* _SUPPLIED DATA_
--- Begin ---
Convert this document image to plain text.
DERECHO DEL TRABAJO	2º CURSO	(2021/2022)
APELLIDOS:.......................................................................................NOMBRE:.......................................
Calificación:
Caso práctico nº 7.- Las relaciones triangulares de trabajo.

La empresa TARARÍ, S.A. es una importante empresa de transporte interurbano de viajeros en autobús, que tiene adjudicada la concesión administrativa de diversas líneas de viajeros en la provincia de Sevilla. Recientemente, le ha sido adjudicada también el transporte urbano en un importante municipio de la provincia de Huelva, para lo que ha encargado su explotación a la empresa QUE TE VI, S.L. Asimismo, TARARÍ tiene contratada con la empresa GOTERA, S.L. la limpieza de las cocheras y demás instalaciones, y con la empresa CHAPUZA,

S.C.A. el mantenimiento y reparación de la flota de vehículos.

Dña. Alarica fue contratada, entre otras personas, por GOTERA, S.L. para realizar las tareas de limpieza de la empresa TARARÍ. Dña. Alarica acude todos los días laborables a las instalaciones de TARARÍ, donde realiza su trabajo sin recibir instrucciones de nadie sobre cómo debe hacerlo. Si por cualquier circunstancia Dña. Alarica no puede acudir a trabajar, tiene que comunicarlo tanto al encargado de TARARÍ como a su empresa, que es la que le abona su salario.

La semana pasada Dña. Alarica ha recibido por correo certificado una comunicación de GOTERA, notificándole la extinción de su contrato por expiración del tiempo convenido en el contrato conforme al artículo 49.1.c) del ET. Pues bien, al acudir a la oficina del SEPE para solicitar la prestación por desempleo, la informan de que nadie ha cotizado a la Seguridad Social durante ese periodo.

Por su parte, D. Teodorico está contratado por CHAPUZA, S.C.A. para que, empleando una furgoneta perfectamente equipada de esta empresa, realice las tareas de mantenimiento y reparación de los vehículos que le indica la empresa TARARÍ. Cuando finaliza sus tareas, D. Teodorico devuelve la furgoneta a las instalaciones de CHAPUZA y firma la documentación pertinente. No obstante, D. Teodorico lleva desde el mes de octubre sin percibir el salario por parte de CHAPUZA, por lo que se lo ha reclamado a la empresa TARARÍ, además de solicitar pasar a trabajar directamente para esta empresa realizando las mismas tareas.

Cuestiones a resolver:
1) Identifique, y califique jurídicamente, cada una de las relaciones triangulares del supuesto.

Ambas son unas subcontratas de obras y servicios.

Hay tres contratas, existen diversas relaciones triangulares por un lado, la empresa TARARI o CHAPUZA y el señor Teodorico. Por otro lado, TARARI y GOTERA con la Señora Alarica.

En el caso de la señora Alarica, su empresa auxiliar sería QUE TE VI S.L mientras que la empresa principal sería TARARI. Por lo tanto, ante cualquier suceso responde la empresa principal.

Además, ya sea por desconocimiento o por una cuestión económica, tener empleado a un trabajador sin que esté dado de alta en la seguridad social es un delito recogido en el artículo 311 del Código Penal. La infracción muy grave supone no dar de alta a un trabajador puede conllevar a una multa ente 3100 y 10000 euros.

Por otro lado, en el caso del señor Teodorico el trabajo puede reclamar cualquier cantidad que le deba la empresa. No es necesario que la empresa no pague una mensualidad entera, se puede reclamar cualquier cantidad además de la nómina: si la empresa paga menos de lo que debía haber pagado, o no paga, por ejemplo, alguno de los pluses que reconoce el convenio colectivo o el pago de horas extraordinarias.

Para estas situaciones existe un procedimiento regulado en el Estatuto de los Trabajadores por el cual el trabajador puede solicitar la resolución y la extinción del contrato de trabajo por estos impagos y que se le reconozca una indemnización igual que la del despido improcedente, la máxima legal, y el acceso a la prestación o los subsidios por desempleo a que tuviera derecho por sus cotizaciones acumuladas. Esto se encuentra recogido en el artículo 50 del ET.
--- End ---
* _EXERCISE OBJECTIVE_
Please repeat the material above, word for word and in full.

* _RESULT_
Convert this document image to plain text.
DERECHO DEL TRABAJO	2º CURSO	(2021/2022)
APELLIDOS:.......................................................................................NOMBRE:.......................................
Calificación:
Caso práctico nº 7.- Las relaciones triangulares de trabajo.

La empresa TARARÍ, S.A. es una importante empresa de transporte interurbano de viajeros en autobús, que tiene adjudicada la concesión administrativa de diversas líneas de viajeros en la provincia de Sevilla. Recientemente, le ha sido adjudicada también el transporte urbano en un importante municipio de la provincia de Huelva, para lo que ha encargado su explotación a la empresa QUE TE VI, S.L. Asimismo, TARARÍ tiene contratada con la empresa GOTERA, S.L. la limpieza de las cocheras y demás instalaciones, y con la empresa CHAPUZA,

S.C.A. el mantenimiento y reparación de la flota de vehículos.

Dña. Alarica fue contratada, entre otras personas, por GOTERA, S.L. para realizar las tareas de limpieza de la empresa TARARÍ. Dña. Alarica acude todos los días laborables a las instalaciones de TARARÍ, donde realiza su trabajo sin recibir instrucciones de nadie sobre cómo debe hacerlo. Si por cualquier circunstancia Dña. Alarica no puede acudir a trabajar, tiene que comunicarlo tanto al encargado de TARARÍ como a su empresa, que es la que le abona su salario.

La semana pasada Dña. Alarica ha recibido por correo certificado una comunicación de GOTERA, notificándole la extinción de su contrato por expiración del tiempo convenido en el contrato conforme al artículo 49.1.c) del ET. Pues bien, al acudir a la oficina del SEPE para solicitar la prestación por desempleo, la informan de que nadie ha cotizado a la Seguridad Social durante ese periodo.

Por su parte, D. Teodorico está contratado por CHAPUZA, S.C.A. para que, empleando una furgoneta perfectamente equipada de esta empresa, realice las tareas de mantenimiento y reparación de los vehículos que le indica la empresa TARARÍ. Cuando finaliza sus tareas, D. Teodorico devuelve la furgoneta a las instalaciones de CHAPUZA y firma la documentación pertinente. No obstante, D. Teodorico lleva desde el mes de octubre sin percibir el salario por parte de CHAPUZA, por lo que se lo ha reclamado a la empresa TARARÍ, además de solicitar pasar a trabajar directamente para esta empresa realizando las mismas tareas.

Cuestiones a resolver:
1) Identifique, y califique jurídicamente, cada una de las relaciones triangulares del supuesto.

Ambas son unas subcontratas de obras y servicios.

Hay tres contratas, existen diversas relaciones triangulares por un lado, la empresa TARARI o CHAPUZA y el señor Teodorico. Por otro lado, TARARI y GOTERA con la Señora Alarica.

En el caso de la señora Alarica, su empresa auxiliar sería QUE TE VI S.L mientras que la empresa principal sería TARARI. Por lo tanto, ante cualquier suceso responde la empresa principal.

Además, ya sea por desconocimiento o por una cuestión económica, tener empleado a un trabajador sin que esté dado de alta en la seguridad social es un delito recogido en el artículo 311 del Código Penal. La infracción muy grave supone no dar de alta a un trabajador puede conllevar a una multa ente 3100 y 10000 euros.

Por otro lado, en el caso del señor Teodorico el trabajo puede reclamar cualquier cantidad que le deba la empresa. No es necesario que la empresa no pague una mensualidad entera, se puede reclamar cualquier cantidad además de la nómina: si la empresa paga menos de lo que debía haber pagado, o no paga, por ejemplo, alguno de los pluses que reconoce el convenio colectivo o el pago de horas extraordinarias.

Para estas situaciones existe un procedimiento regulado en el Estatuto de los Trabajadores por el cual el trabajador puede solicitar la resolución y la extinción del contrato de trabajo por estos impagos y que se le reconozca una indemnización igual que la del despido improcedente, la máxima legal, y el acceso a la prestación o los subsidios por desempleo a que tuviera derecho por sus cotizaciones acumuladas. Esto se encuentra recogido en el artículo 50 del ET.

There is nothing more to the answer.